EXERCISE REQUIREMENTS:
Single out the lines of the material that contain "document" and copy them.

DATA SUPPLIED:
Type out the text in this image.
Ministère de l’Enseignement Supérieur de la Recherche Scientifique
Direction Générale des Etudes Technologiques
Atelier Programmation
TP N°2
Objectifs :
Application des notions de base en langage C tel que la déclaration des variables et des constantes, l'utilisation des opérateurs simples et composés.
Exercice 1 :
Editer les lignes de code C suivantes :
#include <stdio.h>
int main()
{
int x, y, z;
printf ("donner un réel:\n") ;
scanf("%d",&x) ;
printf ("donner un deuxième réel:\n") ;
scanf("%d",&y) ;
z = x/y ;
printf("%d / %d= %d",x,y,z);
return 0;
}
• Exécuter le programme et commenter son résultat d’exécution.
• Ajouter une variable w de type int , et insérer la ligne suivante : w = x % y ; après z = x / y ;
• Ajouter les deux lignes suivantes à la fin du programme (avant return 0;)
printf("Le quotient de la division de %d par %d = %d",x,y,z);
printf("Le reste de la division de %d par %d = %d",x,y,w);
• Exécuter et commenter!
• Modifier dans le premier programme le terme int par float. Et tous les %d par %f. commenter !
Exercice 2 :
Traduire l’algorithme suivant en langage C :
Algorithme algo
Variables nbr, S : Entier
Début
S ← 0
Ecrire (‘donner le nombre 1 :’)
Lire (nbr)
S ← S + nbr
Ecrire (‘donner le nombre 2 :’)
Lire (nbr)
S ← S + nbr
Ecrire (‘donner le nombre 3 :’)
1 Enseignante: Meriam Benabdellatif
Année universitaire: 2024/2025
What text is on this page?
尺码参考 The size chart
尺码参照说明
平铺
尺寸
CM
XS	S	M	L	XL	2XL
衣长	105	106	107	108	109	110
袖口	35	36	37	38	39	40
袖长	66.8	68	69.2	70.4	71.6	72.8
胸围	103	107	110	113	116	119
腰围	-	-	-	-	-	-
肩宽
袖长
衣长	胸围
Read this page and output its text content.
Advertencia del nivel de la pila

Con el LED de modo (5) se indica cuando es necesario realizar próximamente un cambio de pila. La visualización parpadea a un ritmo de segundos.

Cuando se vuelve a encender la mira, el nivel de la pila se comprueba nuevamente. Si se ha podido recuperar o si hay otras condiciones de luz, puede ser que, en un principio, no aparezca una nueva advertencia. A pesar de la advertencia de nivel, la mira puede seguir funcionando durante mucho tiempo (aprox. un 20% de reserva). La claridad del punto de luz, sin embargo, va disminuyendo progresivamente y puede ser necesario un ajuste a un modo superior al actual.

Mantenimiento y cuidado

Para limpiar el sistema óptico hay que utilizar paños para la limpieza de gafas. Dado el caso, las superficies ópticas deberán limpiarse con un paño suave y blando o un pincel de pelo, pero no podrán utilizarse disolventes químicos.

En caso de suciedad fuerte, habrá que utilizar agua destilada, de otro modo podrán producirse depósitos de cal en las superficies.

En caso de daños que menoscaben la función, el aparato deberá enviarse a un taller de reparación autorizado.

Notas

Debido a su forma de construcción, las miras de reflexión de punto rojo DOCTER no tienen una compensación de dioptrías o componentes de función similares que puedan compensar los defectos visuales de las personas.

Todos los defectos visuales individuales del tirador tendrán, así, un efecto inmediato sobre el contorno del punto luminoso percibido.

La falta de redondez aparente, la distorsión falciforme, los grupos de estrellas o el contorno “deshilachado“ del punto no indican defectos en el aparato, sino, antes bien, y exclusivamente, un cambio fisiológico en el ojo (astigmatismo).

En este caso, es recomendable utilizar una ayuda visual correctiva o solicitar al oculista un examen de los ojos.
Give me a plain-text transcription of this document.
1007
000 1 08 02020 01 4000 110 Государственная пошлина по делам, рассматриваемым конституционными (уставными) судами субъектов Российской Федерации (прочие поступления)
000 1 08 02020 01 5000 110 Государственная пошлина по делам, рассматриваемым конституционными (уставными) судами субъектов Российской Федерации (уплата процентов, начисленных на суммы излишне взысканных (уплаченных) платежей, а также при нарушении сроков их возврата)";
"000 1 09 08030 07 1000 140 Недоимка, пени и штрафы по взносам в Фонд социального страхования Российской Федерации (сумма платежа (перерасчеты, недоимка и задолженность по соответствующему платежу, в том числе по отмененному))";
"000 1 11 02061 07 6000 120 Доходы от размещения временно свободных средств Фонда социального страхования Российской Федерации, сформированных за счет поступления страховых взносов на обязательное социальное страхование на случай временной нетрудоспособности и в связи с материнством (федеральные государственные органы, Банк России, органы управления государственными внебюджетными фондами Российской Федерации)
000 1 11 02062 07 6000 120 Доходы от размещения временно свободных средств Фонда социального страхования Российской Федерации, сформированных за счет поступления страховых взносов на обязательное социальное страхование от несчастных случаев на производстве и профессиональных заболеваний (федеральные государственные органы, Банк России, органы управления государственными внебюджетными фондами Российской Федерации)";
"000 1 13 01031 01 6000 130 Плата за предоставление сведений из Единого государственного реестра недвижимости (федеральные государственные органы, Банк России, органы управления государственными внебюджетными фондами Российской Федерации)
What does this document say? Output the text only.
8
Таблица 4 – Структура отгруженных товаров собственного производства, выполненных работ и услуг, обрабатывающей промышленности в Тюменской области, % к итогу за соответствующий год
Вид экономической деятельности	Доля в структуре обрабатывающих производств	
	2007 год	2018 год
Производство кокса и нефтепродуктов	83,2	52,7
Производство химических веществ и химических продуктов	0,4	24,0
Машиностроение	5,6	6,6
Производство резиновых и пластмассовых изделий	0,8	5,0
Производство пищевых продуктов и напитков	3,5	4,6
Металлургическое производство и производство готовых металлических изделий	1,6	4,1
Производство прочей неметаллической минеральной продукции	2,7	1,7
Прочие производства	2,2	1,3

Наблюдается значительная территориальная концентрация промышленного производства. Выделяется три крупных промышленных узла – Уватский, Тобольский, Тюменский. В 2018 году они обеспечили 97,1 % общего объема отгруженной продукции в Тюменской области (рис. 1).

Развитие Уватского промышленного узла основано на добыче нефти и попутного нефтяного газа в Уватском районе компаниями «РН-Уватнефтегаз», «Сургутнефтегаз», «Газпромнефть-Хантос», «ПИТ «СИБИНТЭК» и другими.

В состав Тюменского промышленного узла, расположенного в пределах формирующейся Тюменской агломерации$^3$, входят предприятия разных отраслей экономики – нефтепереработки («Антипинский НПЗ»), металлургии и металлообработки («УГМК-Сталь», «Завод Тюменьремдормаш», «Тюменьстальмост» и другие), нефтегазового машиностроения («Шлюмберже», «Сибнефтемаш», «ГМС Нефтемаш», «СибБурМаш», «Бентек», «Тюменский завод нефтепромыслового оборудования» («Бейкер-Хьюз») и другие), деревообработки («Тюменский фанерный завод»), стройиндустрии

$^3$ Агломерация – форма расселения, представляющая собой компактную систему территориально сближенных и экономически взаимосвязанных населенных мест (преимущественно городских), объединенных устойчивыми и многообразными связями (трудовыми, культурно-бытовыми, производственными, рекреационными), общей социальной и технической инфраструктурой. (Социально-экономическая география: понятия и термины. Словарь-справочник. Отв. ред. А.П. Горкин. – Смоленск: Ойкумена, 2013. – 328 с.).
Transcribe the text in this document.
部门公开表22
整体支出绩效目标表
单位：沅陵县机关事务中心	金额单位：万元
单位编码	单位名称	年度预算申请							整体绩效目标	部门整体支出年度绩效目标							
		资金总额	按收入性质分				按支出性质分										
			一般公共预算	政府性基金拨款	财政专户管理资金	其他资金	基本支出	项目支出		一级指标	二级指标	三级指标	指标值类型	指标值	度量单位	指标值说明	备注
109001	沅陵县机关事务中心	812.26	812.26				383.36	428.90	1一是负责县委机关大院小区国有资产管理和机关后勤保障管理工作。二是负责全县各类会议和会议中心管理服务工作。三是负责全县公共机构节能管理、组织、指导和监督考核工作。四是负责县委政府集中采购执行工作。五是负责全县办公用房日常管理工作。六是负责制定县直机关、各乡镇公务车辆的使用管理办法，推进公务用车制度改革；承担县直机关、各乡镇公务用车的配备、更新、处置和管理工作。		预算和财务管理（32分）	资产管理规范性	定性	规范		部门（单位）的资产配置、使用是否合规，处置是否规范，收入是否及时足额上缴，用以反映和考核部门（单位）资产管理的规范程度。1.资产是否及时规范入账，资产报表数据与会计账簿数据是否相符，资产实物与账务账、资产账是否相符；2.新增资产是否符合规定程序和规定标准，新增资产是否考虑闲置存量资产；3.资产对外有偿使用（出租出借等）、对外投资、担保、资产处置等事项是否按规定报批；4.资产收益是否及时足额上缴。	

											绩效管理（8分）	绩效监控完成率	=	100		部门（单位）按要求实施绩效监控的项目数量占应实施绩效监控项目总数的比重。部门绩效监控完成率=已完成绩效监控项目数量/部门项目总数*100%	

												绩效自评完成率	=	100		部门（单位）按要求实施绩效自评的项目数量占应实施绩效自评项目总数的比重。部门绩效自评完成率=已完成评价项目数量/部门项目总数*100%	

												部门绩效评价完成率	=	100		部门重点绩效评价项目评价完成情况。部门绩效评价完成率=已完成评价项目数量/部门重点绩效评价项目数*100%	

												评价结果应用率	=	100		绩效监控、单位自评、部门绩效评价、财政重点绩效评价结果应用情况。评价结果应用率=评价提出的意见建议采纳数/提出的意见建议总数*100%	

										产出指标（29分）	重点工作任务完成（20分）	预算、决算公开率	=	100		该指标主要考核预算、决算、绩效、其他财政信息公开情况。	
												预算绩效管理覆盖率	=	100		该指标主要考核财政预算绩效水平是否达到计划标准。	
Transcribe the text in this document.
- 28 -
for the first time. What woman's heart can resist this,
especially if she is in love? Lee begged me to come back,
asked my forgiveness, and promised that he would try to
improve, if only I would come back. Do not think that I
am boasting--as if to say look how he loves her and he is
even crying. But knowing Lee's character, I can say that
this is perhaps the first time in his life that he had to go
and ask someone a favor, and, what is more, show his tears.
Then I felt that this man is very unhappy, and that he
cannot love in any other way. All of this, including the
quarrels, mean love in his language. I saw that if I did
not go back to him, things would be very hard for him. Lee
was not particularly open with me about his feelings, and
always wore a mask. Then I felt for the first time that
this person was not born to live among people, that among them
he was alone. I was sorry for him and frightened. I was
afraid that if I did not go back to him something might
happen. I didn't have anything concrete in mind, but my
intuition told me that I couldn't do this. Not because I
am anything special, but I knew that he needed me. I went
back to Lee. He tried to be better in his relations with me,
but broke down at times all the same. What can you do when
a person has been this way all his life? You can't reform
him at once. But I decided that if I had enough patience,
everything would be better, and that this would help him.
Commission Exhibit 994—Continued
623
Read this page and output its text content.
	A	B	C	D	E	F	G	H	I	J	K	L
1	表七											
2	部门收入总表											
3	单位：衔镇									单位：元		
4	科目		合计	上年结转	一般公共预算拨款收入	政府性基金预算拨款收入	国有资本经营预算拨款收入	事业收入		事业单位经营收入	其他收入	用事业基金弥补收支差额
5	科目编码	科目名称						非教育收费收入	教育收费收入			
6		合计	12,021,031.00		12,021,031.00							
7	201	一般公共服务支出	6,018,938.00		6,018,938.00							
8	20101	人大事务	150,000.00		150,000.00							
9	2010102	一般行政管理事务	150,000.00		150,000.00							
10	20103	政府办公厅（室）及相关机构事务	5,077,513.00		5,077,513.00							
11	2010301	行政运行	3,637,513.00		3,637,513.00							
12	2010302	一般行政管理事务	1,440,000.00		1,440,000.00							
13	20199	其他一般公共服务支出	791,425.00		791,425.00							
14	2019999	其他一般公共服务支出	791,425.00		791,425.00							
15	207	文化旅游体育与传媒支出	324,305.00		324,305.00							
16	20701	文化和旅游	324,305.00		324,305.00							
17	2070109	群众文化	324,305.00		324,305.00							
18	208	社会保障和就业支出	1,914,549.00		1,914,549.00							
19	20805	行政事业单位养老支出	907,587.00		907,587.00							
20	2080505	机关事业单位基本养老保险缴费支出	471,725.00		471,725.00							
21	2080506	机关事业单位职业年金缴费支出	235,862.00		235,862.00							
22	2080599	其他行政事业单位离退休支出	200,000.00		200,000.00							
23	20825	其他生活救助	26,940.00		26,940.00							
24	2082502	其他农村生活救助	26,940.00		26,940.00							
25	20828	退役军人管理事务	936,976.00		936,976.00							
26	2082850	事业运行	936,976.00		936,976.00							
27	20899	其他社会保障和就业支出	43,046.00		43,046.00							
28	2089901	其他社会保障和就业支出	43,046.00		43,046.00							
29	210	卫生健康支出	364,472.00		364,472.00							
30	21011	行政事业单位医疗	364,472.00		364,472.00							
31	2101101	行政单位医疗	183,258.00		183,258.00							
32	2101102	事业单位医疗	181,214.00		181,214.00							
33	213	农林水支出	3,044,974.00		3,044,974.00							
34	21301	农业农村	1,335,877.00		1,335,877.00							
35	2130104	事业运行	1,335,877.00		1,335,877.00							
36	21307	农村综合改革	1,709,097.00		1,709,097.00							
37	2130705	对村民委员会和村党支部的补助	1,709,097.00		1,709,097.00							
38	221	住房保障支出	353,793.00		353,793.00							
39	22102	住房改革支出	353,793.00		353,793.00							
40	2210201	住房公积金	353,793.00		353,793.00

RESPONSE:
Give me a plain-text transcription of this document.
What does this document say? Output the text only.
Transcribe the text in this document.
Transcribe the text in this document.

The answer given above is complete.